Extract provided →
******

Lil Boosie‘s first mixtape since being released from jail earlier this year finds the Baton Rouge rogue rapper (and frequent target of Louisiana police) with a head full of hard-to-shake prison memories and an over abundance of rage. “Told me if I lose they gonna give me the gas/ Kicked down every spot that a nigga had,” he spits on the intro track “Murder Was the Case” a kind of “since when we last saw Boosie” update that reminds you that he faced the death penalty for a murder he did not commit and had images from his videos and his lyrics used as evidence that he was guilty. The final track here, “O Lord,” is a baroque lament (though, really, every Boosie song is a lament) for all of those incarcerated that ends with a laundry-list of people Boosie wants to see free.

******

Records supplied →

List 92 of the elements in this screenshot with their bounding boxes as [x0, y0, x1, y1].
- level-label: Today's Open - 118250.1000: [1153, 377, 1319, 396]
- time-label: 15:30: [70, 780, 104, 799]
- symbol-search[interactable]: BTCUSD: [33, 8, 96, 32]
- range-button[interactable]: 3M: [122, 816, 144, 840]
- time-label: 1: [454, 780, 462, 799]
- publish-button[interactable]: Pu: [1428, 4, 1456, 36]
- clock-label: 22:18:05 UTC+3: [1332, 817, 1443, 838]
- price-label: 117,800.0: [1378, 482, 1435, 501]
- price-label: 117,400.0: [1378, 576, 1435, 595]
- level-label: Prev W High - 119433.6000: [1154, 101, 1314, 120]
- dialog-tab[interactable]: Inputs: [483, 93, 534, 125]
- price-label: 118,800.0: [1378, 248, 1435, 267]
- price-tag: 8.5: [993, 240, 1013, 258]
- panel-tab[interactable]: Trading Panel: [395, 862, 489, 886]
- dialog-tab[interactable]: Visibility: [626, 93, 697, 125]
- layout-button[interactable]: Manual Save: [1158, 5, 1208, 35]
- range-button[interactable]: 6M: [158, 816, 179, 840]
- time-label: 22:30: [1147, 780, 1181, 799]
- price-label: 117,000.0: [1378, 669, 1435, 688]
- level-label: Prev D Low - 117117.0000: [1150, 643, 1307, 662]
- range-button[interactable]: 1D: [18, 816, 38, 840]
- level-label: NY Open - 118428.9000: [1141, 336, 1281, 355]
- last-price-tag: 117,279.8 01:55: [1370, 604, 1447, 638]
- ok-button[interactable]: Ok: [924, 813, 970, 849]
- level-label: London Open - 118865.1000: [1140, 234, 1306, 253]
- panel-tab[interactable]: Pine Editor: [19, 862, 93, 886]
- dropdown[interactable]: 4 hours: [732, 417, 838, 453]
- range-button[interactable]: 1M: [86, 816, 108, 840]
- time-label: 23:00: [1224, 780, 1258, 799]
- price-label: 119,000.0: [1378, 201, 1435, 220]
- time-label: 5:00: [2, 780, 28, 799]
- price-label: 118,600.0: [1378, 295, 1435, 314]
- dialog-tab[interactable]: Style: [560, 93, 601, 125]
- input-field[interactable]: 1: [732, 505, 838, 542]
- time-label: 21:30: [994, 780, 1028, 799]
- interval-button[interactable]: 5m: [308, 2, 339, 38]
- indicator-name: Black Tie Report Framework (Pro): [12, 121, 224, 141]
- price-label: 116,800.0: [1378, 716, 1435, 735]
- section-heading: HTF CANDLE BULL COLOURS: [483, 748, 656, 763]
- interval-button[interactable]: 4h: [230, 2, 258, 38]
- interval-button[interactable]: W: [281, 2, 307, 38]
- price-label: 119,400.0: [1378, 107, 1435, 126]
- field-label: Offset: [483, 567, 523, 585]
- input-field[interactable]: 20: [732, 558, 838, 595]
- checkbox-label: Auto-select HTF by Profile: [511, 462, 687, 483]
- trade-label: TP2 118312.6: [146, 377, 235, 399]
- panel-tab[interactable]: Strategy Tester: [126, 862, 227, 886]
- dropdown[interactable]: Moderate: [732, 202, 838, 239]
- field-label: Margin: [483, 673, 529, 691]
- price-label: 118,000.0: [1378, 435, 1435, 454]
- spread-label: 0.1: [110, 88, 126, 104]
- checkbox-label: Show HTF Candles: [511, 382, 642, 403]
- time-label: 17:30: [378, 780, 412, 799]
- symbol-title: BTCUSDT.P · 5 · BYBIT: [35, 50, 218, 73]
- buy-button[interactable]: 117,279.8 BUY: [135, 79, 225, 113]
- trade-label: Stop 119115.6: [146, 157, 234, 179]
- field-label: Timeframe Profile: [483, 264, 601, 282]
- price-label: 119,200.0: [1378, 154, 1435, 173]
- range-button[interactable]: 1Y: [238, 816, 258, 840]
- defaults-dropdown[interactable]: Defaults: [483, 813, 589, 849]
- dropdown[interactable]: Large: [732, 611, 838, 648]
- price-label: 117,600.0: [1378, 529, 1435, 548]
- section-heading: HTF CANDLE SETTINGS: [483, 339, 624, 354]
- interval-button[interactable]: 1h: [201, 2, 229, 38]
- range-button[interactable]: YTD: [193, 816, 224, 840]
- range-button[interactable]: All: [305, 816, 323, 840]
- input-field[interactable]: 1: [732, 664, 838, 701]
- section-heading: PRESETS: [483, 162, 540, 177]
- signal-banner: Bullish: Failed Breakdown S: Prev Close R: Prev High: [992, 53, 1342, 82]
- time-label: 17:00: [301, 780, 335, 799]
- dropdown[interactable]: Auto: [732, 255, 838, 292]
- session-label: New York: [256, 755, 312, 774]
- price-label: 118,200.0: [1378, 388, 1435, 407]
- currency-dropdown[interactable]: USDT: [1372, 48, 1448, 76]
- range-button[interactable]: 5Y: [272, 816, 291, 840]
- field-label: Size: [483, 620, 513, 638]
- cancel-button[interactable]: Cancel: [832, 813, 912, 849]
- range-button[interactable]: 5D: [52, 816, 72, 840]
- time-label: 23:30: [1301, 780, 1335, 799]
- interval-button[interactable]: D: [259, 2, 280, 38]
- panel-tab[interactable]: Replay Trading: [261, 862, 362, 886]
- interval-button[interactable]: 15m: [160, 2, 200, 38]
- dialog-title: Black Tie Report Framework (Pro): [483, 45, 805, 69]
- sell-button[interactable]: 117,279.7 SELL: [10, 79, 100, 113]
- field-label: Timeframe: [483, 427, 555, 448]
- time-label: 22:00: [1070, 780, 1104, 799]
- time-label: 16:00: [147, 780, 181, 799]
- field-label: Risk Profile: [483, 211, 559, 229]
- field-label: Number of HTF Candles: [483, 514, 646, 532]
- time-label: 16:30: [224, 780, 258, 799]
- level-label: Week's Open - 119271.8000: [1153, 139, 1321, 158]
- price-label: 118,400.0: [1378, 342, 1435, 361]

******

Exercise directions → Pick up the review of Lil Boosie's post-prison mixtape right after its final sentence and carry it forward.

Response to the exercise →
There’s no time for Boosie bangers like “Wipe Me Down” or “Zoom” on Life After Deathrow, just one confessional after another as Boosie explores the low-highs and low-lows of post-prison life. Highlight “I Feel Ya,” begins with Boosie receiving a call from a friend still inside. He runs through his friend’s situation with the specificity of a Mountain Goats song: “His girl ran off, and his lawyer playing games/ Dude was gonna sign the affidavit, but his feelings starting to change, man/ His commissary low, he back in the hole/ Found some coke up in the dome, he ain’t wanna rat so he rolled/ Plus his mama sick, cancer in her body.”
The most striking thing about Life After Deathrow is Boosie’s empathy. A cast of characters, all of them the kinds of people rarely talked about or acknowledged in pop, all just like Boosie, stick with you: Lil Glenn who committed suicide at 17; Dom who “used be a Marine [but] now has numbers on his back” (from “Life That I Dreamed Of”); a 14 year-old girl who “got gonorrhea” but is “too scared to see the doctor” (“I’m Wit Ya”); a middle class teen sheltered and rejected by her family for straying from their values and a young men born into an abusive household with limited choices (“Gone Bad (American Horror Story)”), just to name a few.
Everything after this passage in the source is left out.